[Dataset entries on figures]

=======

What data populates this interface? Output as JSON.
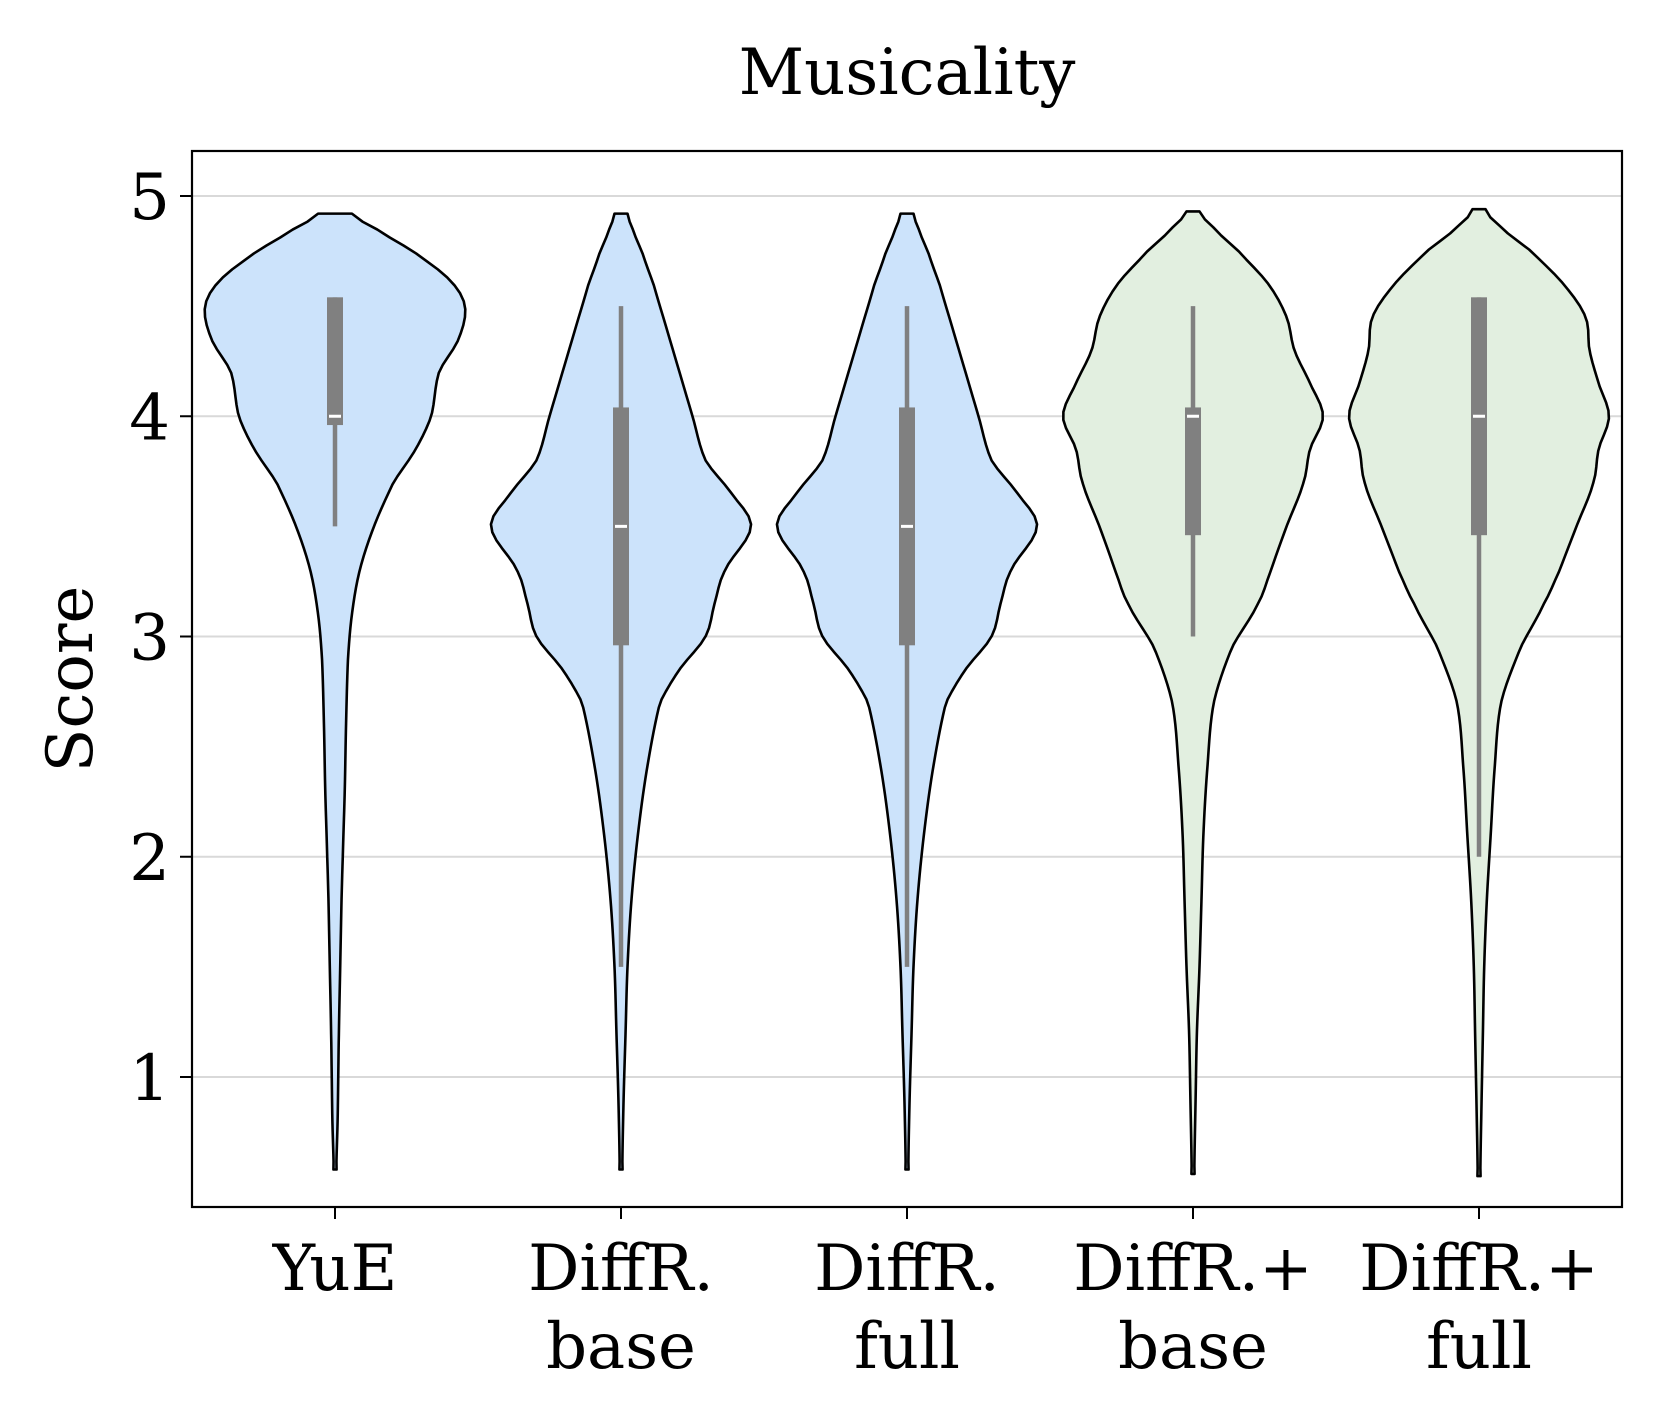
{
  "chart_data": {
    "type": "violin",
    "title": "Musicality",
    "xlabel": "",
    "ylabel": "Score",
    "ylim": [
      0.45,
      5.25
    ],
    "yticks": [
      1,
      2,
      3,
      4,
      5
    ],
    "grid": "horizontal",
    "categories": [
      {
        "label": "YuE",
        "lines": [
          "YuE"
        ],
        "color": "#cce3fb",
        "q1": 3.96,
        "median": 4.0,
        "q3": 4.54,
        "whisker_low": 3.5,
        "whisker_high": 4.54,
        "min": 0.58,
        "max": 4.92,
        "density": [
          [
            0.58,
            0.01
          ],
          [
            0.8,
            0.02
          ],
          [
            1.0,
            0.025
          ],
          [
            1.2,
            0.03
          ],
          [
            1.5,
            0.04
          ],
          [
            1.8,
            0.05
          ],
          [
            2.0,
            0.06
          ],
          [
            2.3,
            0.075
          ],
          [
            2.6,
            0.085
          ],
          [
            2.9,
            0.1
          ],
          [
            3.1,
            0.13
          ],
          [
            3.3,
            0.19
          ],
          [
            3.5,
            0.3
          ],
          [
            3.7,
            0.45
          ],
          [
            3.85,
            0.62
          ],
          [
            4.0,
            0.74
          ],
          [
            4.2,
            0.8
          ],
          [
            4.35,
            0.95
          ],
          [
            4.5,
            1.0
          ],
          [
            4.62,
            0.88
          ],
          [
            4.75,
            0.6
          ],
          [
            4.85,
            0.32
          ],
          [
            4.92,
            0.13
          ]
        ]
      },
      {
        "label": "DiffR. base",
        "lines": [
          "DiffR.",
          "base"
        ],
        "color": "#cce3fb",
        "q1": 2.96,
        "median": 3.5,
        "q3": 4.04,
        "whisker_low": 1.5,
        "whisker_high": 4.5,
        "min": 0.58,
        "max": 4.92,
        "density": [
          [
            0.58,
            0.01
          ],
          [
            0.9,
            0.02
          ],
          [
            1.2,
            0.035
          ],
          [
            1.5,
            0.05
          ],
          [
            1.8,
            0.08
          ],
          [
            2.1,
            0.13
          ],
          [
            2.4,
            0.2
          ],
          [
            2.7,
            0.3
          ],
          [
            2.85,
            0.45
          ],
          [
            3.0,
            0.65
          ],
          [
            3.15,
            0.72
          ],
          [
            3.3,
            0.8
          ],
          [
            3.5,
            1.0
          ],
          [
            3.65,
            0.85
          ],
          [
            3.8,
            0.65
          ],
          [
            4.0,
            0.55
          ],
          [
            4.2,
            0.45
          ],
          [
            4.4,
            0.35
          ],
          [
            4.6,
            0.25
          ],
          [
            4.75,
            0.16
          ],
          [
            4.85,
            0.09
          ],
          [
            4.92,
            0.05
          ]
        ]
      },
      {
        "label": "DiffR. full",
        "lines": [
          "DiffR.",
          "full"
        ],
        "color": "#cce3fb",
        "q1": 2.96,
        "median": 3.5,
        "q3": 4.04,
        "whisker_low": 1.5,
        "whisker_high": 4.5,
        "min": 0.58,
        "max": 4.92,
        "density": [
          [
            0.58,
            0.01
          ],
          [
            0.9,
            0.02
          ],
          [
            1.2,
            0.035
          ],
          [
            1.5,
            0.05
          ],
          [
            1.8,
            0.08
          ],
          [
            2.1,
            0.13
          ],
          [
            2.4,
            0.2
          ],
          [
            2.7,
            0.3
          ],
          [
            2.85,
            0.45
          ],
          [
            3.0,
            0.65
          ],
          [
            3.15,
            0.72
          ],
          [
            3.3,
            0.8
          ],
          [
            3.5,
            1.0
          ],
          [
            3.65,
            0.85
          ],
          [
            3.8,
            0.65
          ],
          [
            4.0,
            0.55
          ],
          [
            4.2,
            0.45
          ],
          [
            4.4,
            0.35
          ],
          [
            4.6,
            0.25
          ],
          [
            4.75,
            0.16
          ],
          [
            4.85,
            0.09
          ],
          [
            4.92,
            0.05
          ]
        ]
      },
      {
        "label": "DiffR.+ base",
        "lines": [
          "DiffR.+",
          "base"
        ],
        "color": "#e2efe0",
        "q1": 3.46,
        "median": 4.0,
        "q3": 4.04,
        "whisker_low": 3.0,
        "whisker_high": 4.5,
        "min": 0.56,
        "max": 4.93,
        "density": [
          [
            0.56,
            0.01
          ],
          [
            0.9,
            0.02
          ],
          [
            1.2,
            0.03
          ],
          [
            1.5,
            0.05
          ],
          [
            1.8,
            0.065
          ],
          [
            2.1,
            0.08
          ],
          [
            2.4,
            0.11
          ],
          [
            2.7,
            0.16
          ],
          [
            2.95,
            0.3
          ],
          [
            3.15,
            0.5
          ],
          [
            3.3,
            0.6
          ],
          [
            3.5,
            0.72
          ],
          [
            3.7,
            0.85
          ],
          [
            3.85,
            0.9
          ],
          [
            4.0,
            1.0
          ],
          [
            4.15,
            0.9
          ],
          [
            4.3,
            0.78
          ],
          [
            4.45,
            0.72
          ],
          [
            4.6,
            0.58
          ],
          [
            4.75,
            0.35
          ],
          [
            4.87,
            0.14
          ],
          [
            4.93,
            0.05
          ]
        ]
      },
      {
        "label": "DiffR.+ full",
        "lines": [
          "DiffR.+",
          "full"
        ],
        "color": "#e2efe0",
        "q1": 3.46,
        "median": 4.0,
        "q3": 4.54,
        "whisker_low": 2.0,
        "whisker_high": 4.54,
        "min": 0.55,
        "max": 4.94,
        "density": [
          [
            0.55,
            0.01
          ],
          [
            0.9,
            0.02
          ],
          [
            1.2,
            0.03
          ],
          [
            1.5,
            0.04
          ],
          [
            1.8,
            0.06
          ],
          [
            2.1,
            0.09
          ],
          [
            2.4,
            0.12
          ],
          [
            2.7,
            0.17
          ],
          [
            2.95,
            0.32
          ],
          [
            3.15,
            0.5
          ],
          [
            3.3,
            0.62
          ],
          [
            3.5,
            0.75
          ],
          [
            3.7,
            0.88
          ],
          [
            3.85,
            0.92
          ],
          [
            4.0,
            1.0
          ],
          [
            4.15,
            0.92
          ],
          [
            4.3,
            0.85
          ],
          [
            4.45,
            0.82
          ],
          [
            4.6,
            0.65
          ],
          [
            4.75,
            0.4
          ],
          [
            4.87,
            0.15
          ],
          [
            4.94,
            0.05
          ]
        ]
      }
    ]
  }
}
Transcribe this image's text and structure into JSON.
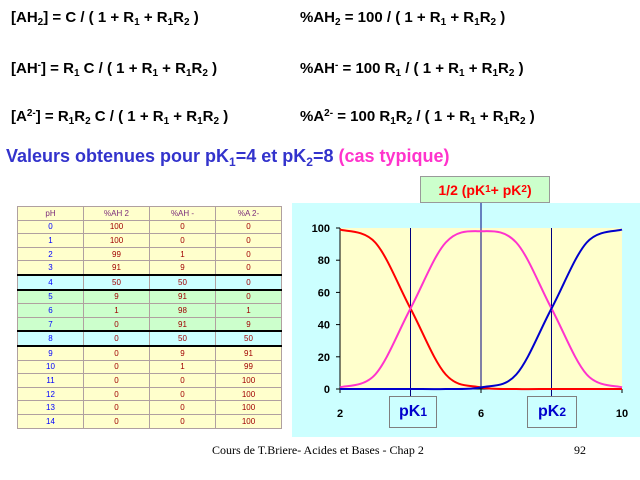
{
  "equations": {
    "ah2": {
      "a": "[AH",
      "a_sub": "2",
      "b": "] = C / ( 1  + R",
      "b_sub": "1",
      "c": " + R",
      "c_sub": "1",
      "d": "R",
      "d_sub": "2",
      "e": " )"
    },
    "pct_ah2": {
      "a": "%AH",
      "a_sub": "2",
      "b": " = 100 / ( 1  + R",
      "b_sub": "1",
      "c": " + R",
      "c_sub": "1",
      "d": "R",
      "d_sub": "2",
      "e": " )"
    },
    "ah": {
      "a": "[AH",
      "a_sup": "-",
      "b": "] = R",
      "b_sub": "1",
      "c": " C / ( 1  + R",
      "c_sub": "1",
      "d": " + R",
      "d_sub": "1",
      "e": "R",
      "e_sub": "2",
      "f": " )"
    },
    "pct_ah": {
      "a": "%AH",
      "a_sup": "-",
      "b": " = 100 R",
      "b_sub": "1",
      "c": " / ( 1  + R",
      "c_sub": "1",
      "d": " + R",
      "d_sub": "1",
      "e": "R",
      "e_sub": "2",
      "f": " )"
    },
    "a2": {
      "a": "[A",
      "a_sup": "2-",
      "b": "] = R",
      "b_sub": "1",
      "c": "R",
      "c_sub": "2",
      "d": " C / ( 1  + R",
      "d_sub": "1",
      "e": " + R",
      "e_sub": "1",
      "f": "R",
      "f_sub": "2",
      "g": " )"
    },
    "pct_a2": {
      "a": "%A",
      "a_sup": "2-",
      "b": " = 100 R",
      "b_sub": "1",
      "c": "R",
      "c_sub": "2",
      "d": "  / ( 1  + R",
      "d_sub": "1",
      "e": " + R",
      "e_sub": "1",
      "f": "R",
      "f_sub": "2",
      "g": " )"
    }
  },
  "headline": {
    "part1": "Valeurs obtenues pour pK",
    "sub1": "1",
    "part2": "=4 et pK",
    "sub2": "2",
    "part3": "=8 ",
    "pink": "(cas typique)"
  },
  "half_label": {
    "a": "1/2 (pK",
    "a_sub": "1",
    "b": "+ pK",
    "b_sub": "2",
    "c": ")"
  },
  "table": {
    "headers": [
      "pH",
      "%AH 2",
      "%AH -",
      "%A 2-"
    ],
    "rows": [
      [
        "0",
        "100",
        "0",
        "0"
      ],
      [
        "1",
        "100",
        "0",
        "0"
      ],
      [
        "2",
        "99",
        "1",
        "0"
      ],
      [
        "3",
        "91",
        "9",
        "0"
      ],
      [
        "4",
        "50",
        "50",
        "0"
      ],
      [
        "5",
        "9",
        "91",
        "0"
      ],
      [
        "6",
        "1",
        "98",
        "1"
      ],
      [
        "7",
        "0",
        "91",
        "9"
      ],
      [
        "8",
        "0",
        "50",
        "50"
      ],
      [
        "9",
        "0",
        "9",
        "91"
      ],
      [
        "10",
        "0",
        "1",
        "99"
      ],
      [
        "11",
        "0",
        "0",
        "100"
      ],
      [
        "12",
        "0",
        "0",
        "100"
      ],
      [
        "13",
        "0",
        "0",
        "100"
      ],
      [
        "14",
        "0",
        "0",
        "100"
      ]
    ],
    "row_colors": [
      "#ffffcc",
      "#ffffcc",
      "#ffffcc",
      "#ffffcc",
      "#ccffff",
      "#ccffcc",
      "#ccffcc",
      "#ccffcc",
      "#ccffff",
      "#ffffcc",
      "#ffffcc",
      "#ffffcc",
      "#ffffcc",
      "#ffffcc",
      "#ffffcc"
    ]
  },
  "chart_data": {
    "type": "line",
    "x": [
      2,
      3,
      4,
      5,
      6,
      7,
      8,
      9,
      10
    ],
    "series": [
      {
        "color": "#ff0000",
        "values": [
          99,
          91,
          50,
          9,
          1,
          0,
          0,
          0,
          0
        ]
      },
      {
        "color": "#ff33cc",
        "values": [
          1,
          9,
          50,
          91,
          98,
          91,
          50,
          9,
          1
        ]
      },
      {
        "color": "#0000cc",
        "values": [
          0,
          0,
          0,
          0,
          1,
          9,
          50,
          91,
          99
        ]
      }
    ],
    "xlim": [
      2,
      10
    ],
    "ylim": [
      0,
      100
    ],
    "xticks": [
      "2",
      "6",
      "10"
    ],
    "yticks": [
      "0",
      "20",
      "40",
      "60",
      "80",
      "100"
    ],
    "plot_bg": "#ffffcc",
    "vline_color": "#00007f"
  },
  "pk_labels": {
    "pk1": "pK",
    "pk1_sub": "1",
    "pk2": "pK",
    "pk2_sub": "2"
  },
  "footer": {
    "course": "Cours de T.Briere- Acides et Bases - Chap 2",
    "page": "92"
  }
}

=======

--- What you should do ---
Filter the records for lines holding the string "JSON". Copy each one.

--- Answer ---
What data populates this interface? Output as JSON.
Transcribe this image's text and structure into JSON.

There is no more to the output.